## What you have to do
Check each line of the material below for "Bingo", then copy the ones that contain it.

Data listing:
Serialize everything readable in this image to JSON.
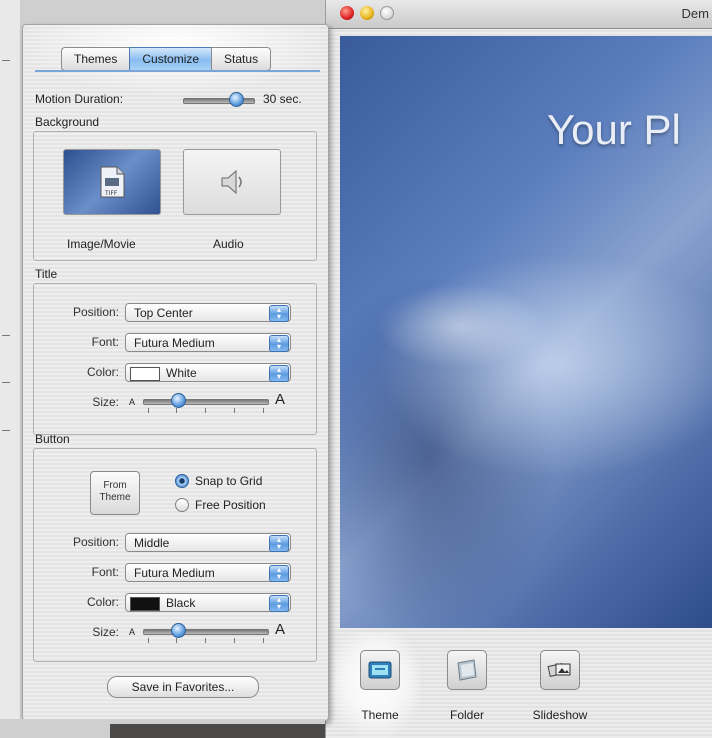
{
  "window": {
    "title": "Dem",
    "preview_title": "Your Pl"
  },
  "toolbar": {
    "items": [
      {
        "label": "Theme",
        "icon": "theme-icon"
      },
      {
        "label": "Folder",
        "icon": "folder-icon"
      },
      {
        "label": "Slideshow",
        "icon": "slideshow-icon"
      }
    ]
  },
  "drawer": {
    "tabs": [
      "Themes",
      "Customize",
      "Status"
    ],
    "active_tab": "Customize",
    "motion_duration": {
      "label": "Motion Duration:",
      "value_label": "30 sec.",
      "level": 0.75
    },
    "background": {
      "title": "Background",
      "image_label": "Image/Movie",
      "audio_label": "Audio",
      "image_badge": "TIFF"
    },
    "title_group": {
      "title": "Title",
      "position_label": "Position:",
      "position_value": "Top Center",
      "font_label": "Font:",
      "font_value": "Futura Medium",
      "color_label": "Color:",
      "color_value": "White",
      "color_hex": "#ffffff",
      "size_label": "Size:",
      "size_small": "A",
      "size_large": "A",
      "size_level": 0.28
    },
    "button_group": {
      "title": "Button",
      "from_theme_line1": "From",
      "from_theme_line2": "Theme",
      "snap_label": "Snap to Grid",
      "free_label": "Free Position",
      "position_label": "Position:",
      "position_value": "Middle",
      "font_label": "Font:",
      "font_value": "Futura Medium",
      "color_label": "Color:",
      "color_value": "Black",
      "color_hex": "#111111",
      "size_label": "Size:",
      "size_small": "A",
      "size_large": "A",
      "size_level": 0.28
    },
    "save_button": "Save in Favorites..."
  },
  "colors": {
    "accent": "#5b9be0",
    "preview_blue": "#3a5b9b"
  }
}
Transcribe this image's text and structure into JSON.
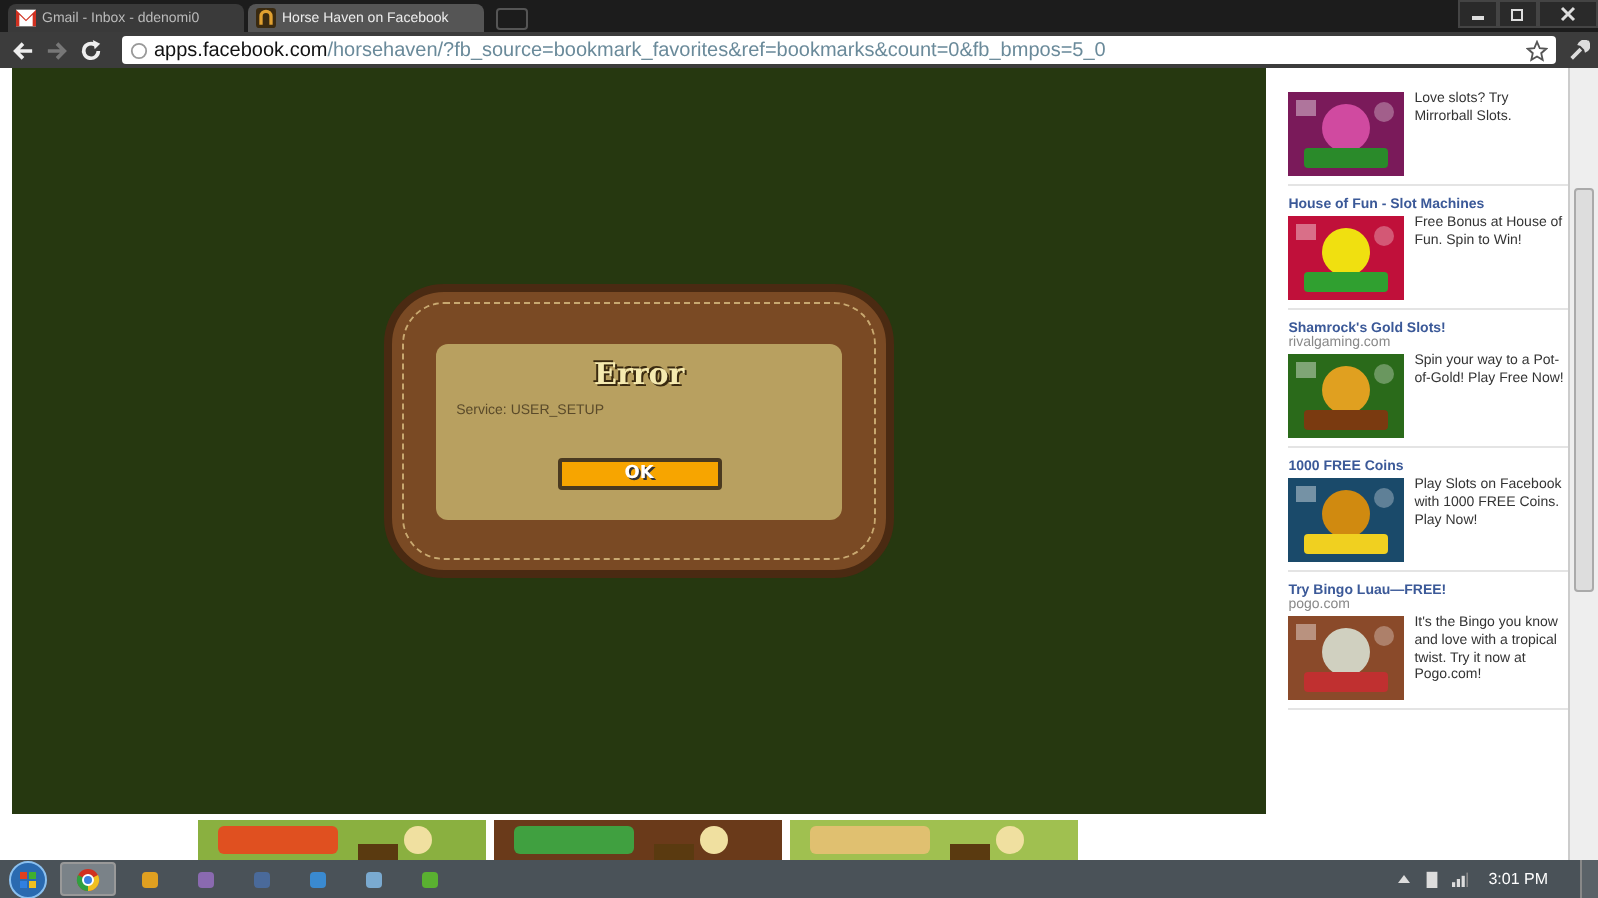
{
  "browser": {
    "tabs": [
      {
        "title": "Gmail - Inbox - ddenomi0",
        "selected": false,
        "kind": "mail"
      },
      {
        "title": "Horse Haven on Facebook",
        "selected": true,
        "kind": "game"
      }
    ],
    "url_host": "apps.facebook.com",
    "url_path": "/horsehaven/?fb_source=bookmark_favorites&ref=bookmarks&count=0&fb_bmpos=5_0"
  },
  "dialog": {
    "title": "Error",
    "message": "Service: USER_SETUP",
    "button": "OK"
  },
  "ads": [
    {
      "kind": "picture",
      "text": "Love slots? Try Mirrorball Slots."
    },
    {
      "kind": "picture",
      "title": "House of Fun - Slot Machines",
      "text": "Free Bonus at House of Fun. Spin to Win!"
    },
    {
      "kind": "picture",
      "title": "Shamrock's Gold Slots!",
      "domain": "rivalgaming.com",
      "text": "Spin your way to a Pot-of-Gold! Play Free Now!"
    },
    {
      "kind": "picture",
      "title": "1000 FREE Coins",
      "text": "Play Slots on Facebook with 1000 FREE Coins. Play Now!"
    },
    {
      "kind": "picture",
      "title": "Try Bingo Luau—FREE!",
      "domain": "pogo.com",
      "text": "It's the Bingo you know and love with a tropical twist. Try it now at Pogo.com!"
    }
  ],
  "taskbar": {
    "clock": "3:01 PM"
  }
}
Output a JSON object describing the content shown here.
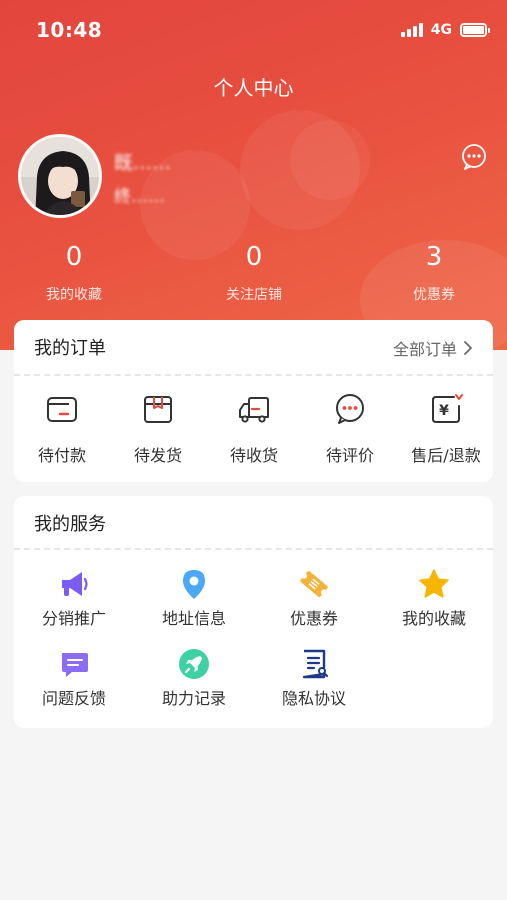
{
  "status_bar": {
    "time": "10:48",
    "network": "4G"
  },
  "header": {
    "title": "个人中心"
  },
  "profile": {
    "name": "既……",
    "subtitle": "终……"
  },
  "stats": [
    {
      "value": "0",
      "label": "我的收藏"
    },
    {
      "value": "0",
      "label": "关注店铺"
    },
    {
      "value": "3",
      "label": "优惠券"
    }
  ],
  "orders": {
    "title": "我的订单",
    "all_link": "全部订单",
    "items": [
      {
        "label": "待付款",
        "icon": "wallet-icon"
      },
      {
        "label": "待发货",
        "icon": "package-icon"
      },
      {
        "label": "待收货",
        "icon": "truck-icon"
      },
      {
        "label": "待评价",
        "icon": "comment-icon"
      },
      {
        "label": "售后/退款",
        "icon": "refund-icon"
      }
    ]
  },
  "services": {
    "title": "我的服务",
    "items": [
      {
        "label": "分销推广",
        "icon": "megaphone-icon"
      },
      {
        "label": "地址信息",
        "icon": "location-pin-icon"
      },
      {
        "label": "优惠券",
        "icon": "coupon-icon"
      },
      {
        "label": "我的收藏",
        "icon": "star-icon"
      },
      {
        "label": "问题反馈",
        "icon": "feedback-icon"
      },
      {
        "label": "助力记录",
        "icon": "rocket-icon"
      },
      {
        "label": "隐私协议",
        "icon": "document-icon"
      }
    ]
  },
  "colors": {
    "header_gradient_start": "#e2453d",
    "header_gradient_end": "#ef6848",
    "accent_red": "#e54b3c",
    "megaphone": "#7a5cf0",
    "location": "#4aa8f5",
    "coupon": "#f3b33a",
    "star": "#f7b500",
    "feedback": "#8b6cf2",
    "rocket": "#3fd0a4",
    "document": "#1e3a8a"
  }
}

## Problem solution
      "title": "Try Bingo Luau—FREE!",
      "text": "It's the Bingo you know and love with a tropical twist. Try it now at Pogo.com!"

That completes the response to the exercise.